─── DATASET EXCERPTS

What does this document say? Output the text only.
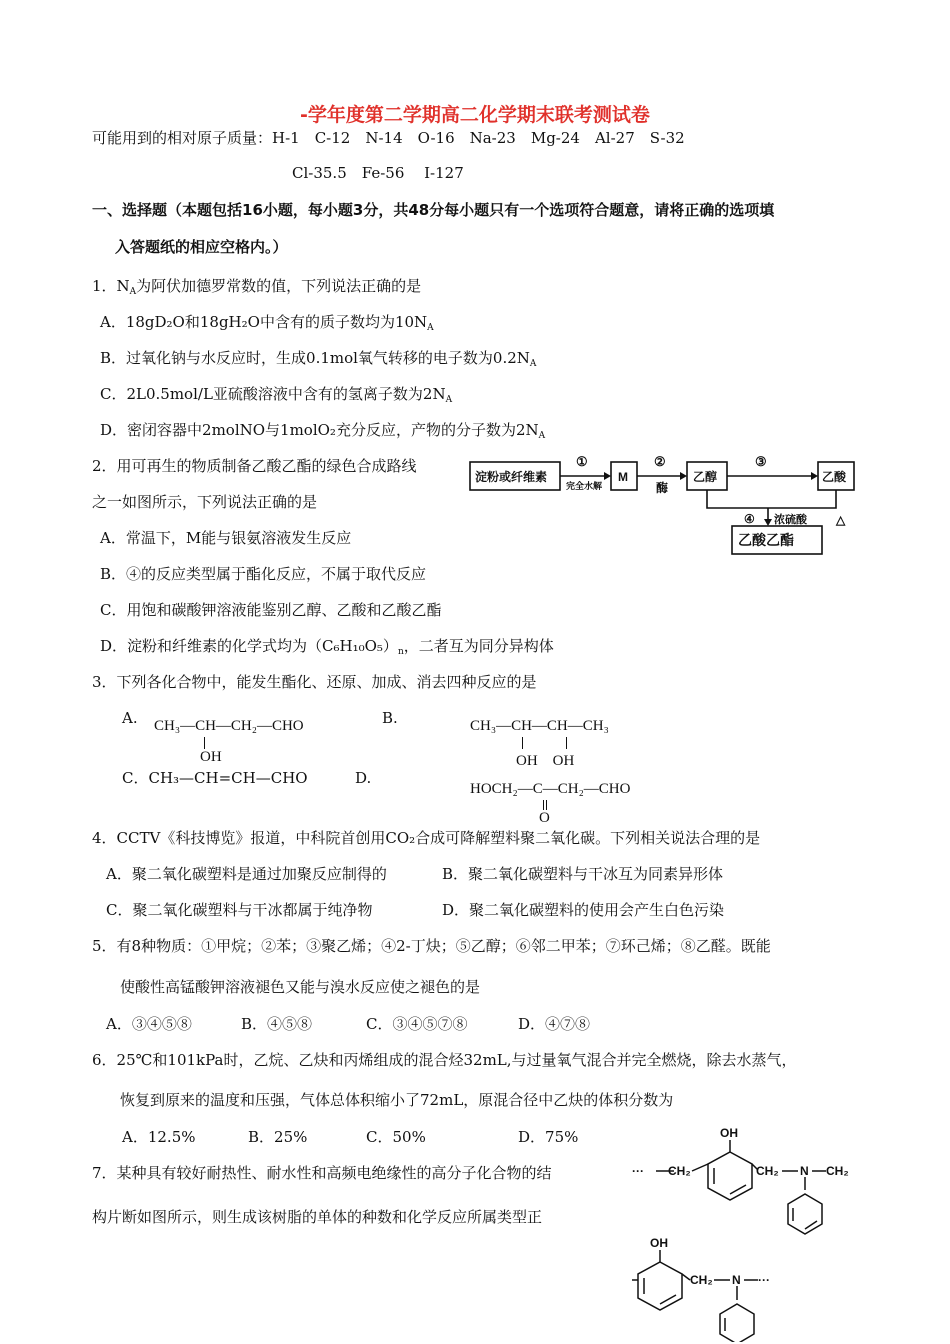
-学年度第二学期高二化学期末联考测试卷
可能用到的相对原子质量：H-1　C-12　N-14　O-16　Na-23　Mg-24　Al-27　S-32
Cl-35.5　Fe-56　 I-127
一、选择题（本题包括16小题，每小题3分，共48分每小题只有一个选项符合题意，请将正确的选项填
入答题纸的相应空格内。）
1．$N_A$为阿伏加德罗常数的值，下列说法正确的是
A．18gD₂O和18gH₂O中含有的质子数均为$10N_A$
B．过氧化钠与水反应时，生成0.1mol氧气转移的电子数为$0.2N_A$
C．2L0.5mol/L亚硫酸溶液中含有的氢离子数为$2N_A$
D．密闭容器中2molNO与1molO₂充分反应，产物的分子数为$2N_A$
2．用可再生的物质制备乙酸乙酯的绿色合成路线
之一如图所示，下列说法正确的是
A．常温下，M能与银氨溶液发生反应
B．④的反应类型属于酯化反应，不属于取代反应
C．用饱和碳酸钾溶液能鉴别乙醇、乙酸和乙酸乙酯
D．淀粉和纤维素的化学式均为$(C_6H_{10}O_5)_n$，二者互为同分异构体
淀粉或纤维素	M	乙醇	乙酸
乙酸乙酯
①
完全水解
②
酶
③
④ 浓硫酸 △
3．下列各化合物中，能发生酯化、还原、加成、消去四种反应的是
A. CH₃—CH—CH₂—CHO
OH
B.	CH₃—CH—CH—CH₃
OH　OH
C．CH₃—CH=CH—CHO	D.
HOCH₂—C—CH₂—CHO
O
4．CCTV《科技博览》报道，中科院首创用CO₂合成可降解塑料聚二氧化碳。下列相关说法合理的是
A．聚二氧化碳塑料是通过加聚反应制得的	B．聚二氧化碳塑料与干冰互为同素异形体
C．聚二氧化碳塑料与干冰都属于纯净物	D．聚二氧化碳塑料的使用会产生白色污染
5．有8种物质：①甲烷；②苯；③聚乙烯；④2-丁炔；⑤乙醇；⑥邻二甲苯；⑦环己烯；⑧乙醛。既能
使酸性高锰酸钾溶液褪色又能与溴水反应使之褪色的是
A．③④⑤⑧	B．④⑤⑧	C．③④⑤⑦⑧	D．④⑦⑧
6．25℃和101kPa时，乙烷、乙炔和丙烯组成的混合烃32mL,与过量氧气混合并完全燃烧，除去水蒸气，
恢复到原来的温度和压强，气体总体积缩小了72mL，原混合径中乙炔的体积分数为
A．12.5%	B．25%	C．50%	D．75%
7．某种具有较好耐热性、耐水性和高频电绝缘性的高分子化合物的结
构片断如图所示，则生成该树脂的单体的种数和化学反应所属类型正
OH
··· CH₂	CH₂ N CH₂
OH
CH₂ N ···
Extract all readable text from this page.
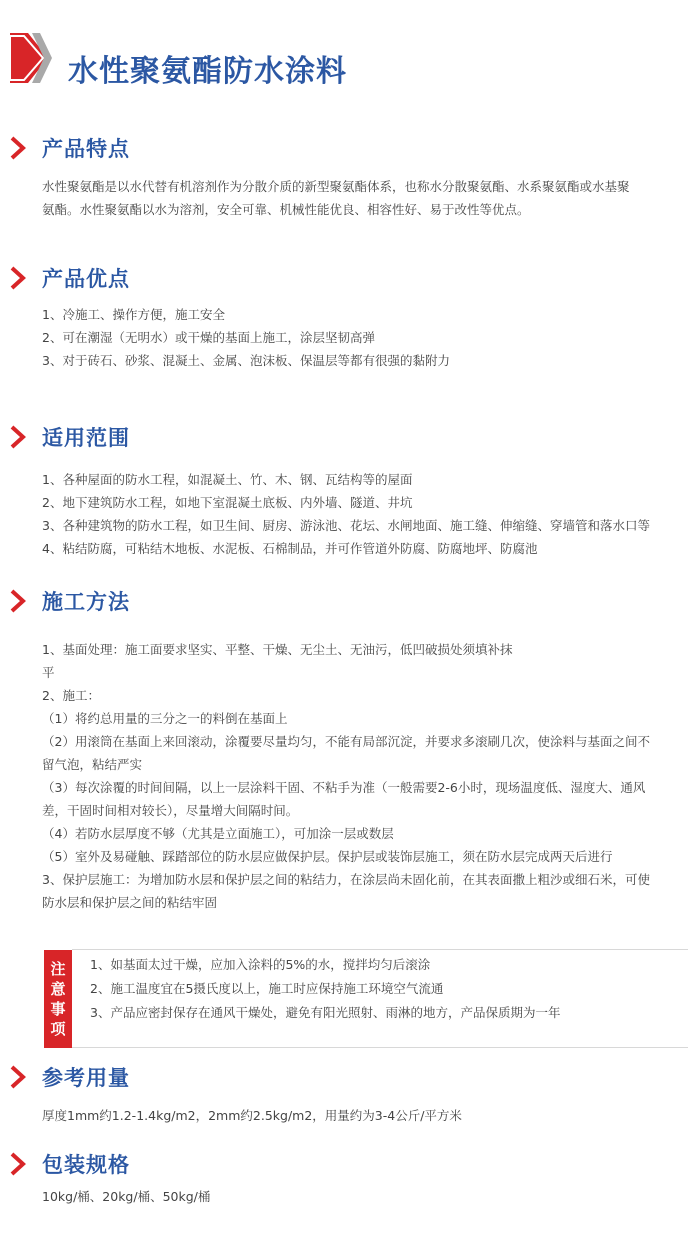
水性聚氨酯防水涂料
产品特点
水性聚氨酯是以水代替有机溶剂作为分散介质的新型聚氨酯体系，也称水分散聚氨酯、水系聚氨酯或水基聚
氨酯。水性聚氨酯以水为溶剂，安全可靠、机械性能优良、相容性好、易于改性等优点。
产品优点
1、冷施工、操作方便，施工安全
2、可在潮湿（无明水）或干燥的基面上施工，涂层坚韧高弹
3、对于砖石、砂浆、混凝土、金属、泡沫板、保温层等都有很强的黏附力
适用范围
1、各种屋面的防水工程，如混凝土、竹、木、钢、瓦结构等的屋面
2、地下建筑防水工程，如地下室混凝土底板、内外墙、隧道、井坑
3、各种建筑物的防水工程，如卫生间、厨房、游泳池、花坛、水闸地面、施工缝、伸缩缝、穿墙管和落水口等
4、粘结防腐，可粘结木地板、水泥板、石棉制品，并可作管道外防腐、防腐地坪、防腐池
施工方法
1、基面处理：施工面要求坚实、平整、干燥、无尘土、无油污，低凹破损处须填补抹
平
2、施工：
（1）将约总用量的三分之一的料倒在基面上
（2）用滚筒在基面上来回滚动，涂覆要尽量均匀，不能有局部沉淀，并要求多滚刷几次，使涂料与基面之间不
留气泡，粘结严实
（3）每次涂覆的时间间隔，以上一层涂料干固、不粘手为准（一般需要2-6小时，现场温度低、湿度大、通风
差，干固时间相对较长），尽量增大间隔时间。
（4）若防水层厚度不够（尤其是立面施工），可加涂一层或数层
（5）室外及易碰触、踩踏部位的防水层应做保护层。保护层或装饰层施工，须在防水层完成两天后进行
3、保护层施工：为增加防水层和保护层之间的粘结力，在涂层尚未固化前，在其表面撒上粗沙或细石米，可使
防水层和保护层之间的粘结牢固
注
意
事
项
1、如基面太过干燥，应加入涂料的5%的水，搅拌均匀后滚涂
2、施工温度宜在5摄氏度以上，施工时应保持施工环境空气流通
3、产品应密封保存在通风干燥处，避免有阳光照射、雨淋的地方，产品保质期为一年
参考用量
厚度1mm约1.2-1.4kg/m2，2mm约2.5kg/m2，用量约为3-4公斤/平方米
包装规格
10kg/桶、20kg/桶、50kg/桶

──────

Return all of the entries word for word, but omit the pictures.

What does this document say? Output the text only.
-学年度第二学期高二化学期末联考测试卷
可能用到的相对原子质量：H-1　C-12　N-14　O-16　Na-23　Mg-24　Al-27　S-32
Cl-35.5　Fe-56　 I-127
一、选择题（本题包括16小题，每小题3分，共48分每小题只有一个选项符合题意，请将正确的选项填
入答题纸的相应空格内。）
1．$N_A$为阿伏加德罗常数的值，下列说法正确的是
A．18gD₂O和18gH₂O中含有的质子数均为$10N_A$
B．过氧化钠与水反应时，生成0.1mol氧气转移的电子数为$0.2N_A$
C．2L0.5mol/L亚硫酸溶液中含有的氢离子数为$2N_A$
D．密闭容器中2molNO与1molO₂充分反应，产物的分子数为$2N_A$
2．用可再生的物质制备乙酸乙酯的绿色合成路线
之一如图所示，下列说法正确的是
A．常温下，M能与银氨溶液发生反应
B．④的反应类型属于酯化反应，不属于取代反应
C．用饱和碳酸钾溶液能鉴别乙醇、乙酸和乙酸乙酯
D．淀粉和纤维素的化学式均为$(C_6H_{10}O_5)_n$，二者互为同分异构体
淀粉或纤维素	M	乙醇	乙酸
乙酸乙酯
①
完全水解
②
酶
③
④ 浓硫酸 △
3．下列各化合物中，能发生酯化、还原、加成、消去四种反应的是
A. CH₃—CH—CH₂—CHO
OH
B.	CH₃—CH—CH—CH₃
OH　OH
C．CH₃—CH=CH—CHO	D.
HOCH₂—C—CH₂—CHO
O
4．CCTV《科技博览》报道，中科院首创用CO₂合成可降解塑料聚二氧化碳。下列相关说法合理的是
A．聚二氧化碳塑料是通过加聚反应制得的	B．聚二氧化碳塑料与干冰互为同素异形体
C．聚二氧化碳塑料与干冰都属于纯净物	D．聚二氧化碳塑料的使用会产生白色污染
5．有8种物质：①甲烷；②苯；③聚乙烯；④2-丁炔；⑤乙醇；⑥邻二甲苯；⑦环己烯；⑧乙醛。既能
使酸性高锰酸钾溶液褪色又能与溴水反应使之褪色的是
A．③④⑤⑧	B．④⑤⑧	C．③④⑤⑦⑧	D．④⑦⑧
6．25℃和101kPa时，乙烷、乙炔和丙烯组成的混合烃32mL,与过量氧气混合并完全燃烧，除去水蒸气，
恢复到原来的温度和压强，气体总体积缩小了72mL，原混合径中乙炔的体积分数为
A．12.5%	B．25%	C．50%	D．75%
7．某种具有较好耐热性、耐水性和高频电绝缘性的高分子化合物的结
构片断如图所示，则生成该树脂的单体的种数和化学反应所属类型正
OH
··· CH₂	CH₂ N CH₂
OH
CH₂ N ···
Extract all readable text from this page.
水性聚氨酯防水涂料
产品特点
水性聚氨酯是以水代替有机溶剂作为分散介质的新型聚氨酯体系，也称水分散聚氨酯、水系聚氨酯或水基聚
氨酯。水性聚氨酯以水为溶剂，安全可靠、机械性能优良、相容性好、易于改性等优点。
产品优点
1、冷施工、操作方便，施工安全
2、可在潮湿（无明水）或干燥的基面上施工，涂层坚韧高弹
3、对于砖石、砂浆、混凝土、金属、泡沫板、保温层等都有很强的黏附力
适用范围
1、各种屋面的防水工程，如混凝土、竹、木、钢、瓦结构等的屋面
2、地下建筑防水工程，如地下室混凝土底板、内外墙、隧道、井坑
3、各种建筑物的防水工程，如卫生间、厨房、游泳池、花坛、水闸地面、施工缝、伸缩缝、穿墙管和落水口等
4、粘结防腐，可粘结木地板、水泥板、石棉制品，并可作管道外防腐、防腐地坪、防腐池
施工方法
1、基面处理：施工面要求坚实、平整、干燥、无尘土、无油污，低凹破损处须填补抹
平
2、施工：
（1）将约总用量的三分之一的料倒在基面上
（2）用滚筒在基面上来回滚动，涂覆要尽量均匀，不能有局部沉淀，并要求多滚刷几次，使涂料与基面之间不
留气泡，粘结严实
（3）每次涂覆的时间间隔，以上一层涂料干固、不粘手为准（一般需要2-6小时，现场温度低、湿度大、通风
差，干固时间相对较长），尽量增大间隔时间。
（4）若防水层厚度不够（尤其是立面施工），可加涂一层或数层
（5）室外及易碰触、踩踏部位的防水层应做保护层。保护层或装饰层施工，须在防水层完成两天后进行
3、保护层施工：为增加防水层和保护层之间的粘结力，在涂层尚未固化前，在其表面撒上粗沙或细石米，可使
防水层和保护层之间的粘结牢固
注
意
事
项
1、如基面太过干燥，应加入涂料的5%的水，搅拌均匀后滚涂
2、施工温度宜在5摄氏度以上，施工时应保持施工环境空气流通
3、产品应密封保存在通风干燥处，避免有阳光照射、雨淋的地方，产品保质期为一年
参考用量
厚度1mm约1.2-1.4kg/m2，2mm约2.5kg/m2，用量约为3-4公斤/平方米
包装规格
10kg/桶、20kg/桶、50kg/桶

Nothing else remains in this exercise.